Items from a dataset:

+===+

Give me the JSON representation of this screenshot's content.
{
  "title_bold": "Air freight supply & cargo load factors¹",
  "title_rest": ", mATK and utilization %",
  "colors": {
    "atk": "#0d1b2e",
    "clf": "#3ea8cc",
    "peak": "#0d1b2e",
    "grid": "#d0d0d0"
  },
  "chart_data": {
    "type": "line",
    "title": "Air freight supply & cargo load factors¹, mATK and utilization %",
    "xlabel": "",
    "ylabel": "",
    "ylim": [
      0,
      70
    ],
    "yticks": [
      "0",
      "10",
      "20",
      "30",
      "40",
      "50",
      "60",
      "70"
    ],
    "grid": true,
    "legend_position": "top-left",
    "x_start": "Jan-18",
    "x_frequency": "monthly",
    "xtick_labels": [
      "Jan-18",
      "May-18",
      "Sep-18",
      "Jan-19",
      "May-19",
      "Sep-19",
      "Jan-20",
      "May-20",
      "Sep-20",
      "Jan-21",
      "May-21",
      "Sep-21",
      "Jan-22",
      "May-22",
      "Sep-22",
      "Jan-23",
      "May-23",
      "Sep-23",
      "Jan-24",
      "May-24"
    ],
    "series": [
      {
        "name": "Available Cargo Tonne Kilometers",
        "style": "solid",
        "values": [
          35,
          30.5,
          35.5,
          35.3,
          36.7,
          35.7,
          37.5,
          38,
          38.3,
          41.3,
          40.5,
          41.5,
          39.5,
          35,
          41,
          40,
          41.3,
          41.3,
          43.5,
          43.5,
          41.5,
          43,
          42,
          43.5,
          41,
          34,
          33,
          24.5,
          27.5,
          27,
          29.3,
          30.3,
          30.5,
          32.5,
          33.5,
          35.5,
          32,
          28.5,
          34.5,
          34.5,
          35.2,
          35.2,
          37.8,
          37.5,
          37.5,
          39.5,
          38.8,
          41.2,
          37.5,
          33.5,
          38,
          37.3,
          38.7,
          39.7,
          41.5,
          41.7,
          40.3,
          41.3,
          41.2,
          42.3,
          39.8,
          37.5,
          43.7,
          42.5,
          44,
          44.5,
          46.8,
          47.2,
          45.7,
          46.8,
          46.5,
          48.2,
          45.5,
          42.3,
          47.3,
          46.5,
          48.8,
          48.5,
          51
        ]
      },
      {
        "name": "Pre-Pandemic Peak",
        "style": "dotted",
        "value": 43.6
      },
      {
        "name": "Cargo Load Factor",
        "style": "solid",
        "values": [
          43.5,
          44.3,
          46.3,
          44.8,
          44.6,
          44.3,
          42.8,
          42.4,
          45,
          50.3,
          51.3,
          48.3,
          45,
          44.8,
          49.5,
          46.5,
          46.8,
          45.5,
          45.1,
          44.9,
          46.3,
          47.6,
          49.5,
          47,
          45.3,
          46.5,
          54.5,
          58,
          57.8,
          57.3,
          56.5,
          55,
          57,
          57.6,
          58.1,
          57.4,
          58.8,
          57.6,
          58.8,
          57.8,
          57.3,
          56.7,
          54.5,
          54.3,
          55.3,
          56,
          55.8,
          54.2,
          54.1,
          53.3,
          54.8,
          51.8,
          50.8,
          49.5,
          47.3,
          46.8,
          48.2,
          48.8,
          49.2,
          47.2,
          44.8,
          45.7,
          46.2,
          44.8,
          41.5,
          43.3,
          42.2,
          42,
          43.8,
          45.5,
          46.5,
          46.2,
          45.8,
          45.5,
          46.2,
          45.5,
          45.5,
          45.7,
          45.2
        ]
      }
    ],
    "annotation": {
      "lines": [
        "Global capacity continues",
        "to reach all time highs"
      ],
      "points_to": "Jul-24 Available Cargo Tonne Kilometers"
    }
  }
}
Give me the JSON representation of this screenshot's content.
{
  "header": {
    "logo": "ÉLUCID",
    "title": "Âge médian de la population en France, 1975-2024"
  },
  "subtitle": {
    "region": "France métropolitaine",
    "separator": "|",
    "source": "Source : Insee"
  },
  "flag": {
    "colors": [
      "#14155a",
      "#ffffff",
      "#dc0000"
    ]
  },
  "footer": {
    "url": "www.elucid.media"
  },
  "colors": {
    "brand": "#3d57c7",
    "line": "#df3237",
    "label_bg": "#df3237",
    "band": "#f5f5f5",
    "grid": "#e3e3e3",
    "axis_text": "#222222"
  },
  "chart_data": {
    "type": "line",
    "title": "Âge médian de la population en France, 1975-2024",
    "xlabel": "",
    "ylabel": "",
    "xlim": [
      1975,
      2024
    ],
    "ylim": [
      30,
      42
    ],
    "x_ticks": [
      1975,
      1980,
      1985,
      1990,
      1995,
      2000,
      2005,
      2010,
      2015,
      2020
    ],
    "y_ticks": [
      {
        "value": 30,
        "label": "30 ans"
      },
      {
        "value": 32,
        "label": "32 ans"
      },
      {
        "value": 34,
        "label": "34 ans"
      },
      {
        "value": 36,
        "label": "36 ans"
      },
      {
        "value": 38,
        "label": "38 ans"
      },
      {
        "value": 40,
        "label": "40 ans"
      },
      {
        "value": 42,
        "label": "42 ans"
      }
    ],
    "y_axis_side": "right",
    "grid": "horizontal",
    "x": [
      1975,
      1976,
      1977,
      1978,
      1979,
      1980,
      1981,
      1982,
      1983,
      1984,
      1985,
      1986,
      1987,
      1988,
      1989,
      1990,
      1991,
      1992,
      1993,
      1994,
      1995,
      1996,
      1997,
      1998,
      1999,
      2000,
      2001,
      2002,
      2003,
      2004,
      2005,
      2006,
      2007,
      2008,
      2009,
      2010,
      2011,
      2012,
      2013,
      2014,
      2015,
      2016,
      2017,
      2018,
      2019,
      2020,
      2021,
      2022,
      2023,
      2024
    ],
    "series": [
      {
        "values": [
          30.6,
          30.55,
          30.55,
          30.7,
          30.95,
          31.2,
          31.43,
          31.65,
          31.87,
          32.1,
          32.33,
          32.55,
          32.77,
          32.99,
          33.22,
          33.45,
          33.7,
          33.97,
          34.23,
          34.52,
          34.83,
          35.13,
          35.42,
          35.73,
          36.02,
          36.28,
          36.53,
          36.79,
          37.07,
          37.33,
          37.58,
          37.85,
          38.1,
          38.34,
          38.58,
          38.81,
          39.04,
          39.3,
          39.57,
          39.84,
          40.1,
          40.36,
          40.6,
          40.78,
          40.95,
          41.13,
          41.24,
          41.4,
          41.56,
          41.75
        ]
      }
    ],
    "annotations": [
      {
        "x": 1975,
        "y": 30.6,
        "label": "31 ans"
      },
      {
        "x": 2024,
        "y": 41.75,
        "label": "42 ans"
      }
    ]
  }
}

+===+

=== TASK PROMPT ===
The lines above should be duplicated exactly.

=== SOLUTION FOR THIS PROBLEM ===
Give me the JSON representation of this screenshot's content.
{
  "title_bold": "Air freight supply & cargo load factors¹",
  "title_rest": ", mATK and utilization %",
  "colors": {
    "atk": "#0d1b2e",
    "clf": "#3ea8cc",
    "peak": "#0d1b2e",
    "grid": "#d0d0d0"
  },
  "chart_data": {
    "type": "line",
    "title": "Air freight supply & cargo load factors¹, mATK and utilization %",
    "xlabel": "",
    "ylabel": "",
    "ylim": [
      0,
      70
    ],
    "yticks": [
      "0",
      "10",
      "20",
      "30",
      "40",
      "50",
      "60",
      "70"
    ],
    "grid": true,
    "legend_position": "top-left",
    "x_start": "Jan-18",
    "x_frequency": "monthly",
    "xtick_labels": [
      "Jan-18",
      "May-18",
      "Sep-18",
      "Jan-19",
      "May-19",
      "Sep-19",
      "Jan-20",
      "May-20",
      "Sep-20",
      "Jan-21",
      "May-21",
      "Sep-21",
      "Jan-22",
      "May-22",
      "Sep-22",
      "Jan-23",
      "May-23",
      "Sep-23",
      "Jan-24",
      "May-24"
    ],
    "series": [
      {
        "name": "Available Cargo Tonne Kilometers",
        "style": "solid",
        "values": [
          35,
          30.5,
          35.5,
          35.3,
          36.7,
          35.7,
          37.5,
          38,
          38.3,
          41.3,
          40.5,
          41.5,
          39.5,
          35,
          41,
          40,
          41.3,
          41.3,
          43.5,
          43.5,
          41.5,
          43,
          42,
          43.5,
          41,
          34,
          33,
          24.5,
          27.5,
          27,
          29.3,
          30.3,
          30.5,
          32.5,
          33.5,
          35.5,
          32,
          28.5,
          34.5,
          34.5,
          35.2,
          35.2,
          37.8,
          37.5,
          37.5,
          39.5,
          38.8,
          41.2,
          37.5,
          33.5,
          38,
          37.3,
          38.7,
          39.7,
          41.5,
          41.7,
          40.3,
          41.3,
          41.2,
          42.3,
          39.8,
          37.5,
          43.7,
          42.5,
          44,
          44.5,
          46.8,
          47.2,
          45.7,
          46.8,
          46.5,
          48.2,
          45.5,
          42.3,
          47.3,
          46.5,
          48.8,
          48.5,
          51
        ]
      },
      {
        "name": "Pre-Pandemic Peak",
        "style": "dotted",
        "value": 43.6
      },
      {
        "name": "Cargo Load Factor",
        "style": "solid",
        "values": [
          43.5,
          44.3,
          46.3,
          44.8,
          44.6,
          44.3,
          42.8,
          42.4,
          45,
          50.3,
          51.3,
          48.3,
          45,
          44.8,
          49.5,
          46.5,
          46.8,
          45.5,
          45.1,
          44.9,
          46.3,
          47.6,
          49.5,
          47,
          45.3,
          46.5,
          54.5,
          58,
          57.8,
          57.3,
          56.5,
          55,
          57,
          57.6,
          58.1,
          57.4,
          58.8,
          57.6,
          58.8,
          57.8,
          57.3,
          56.7,
          54.5,
          54.3,
          55.3,
          56,
          55.8,
          54.2,
          54.1,
          53.3,
          54.8,
          51.8,
          50.8,
          49.5,
          47.3,
          46.8,
          48.2,
          48.8,
          49.2,
          47.2,
          44.8,
          45.7,
          46.2,
          44.8,
          41.5,
          43.3,
          42.2,
          42,
          43.8,
          45.5,
          46.5,
          46.2,
          45.8,
          45.5,
          46.2,
          45.5,
          45.5,
          45.7,
          45.2
        ]
      }
    ],
    "annotation": {
      "lines": [
        "Global capacity continues",
        "to reach all time highs"
      ],
      "points_to": "Jul-24 Available Cargo Tonne Kilometers"
    }
  }
}
Give me the JSON representation of this screenshot's content.
{
  "header": {
    "logo": "ÉLUCID",
    "title": "Âge médian de la population en France, 1975-2024"
  },
  "subtitle": {
    "region": "France métropolitaine",
    "separator": "|",
    "source": "Source : Insee"
  },
  "flag": {
    "colors": [
      "#14155a",
      "#ffffff",
      "#dc0000"
    ]
  },
  "footer": {
    "url": "www.elucid.media"
  },
  "colors": {
    "brand": "#3d57c7",
    "line": "#df3237",
    "label_bg": "#df3237",
    "band": "#f5f5f5",
    "grid": "#e3e3e3",
    "axis_text": "#222222"
  },
  "chart_data": {
    "type": "line",
    "title": "Âge médian de la population en France, 1975-2024",
    "xlabel": "",
    "ylabel": "",
    "xlim": [
      1975,
      2024
    ],
    "ylim": [
      30,
      42
    ],
    "x_ticks": [
      1975,
      1980,
      1985,
      1990,
      1995,
      2000,
      2005,
      2010,
      2015,
      2020
    ],
    "y_ticks": [
      {
        "value": 30,
        "label": "30 ans"
      },
      {
        "value": 32,
        "label": "32 ans"
      },
      {
        "value": 34,
        "label": "34 ans"
      },
      {
        "value": 36,
        "label": "36 ans"
      },
      {
        "value": 38,
        "label": "38 ans"
      },
      {
        "value": 40,
        "label": "40 ans"
      },
      {
        "value": 42,
        "label": "42 ans"
      }
    ],
    "y_axis_side": "right",
    "grid": "horizontal",
    "x": [
      1975,
      1976,
      1977,
      1978,
      1979,
      1980,
      1981,
      1982,
      1983,
      1984,
      1985,
      1986,
      1987,
      1988,
      1989,
      1990,
      1991,
      1992,
      1993,
      1994,
      1995,
      1996,
      1997,
      1998,
      1999,
      2000,
      2001,
      2002,
      2003,
      2004,
      2005,
      2006,
      2007,
      2008,
      2009,
      2010,
      2011,
      2012,
      2013,
      2014,
      2015,
      2016,
      2017,
      2018,
      2019,
      2020,
      2021,
      2022,
      2023,
      2024
    ],
    "series": [
      {
        "values": [
          30.6,
          30.55,
          30.55,
          30.7,
          30.95,
          31.2,
          31.43,
          31.65,
          31.87,
          32.1,
          32.33,
          32.55,
          32.77,
          32.99,
          33.22,
          33.45,
          33.7,
          33.97,
          34.23,
          34.52,
          34.83,
          35.13,
          35.42,
          35.73,
          36.02,
          36.28,
          36.53,
          36.79,
          37.07,
          37.33,
          37.58,
          37.85,
          38.1,
          38.34,
          38.58,
          38.81,
          39.04,
          39.3,
          39.57,
          39.84,
          40.1,
          40.36,
          40.6,
          40.78,
          40.95,
          41.13,
          41.24,
          41.4,
          41.56,
          41.75
        ]
      }
    ],
    "annotations": [
      {
        "x": 1975,
        "y": 30.6,
        "label": "31 ans"
      },
      {
        "x": 2024,
        "y": 41.75,
        "label": "42 ans"
      }
    ]
  }
}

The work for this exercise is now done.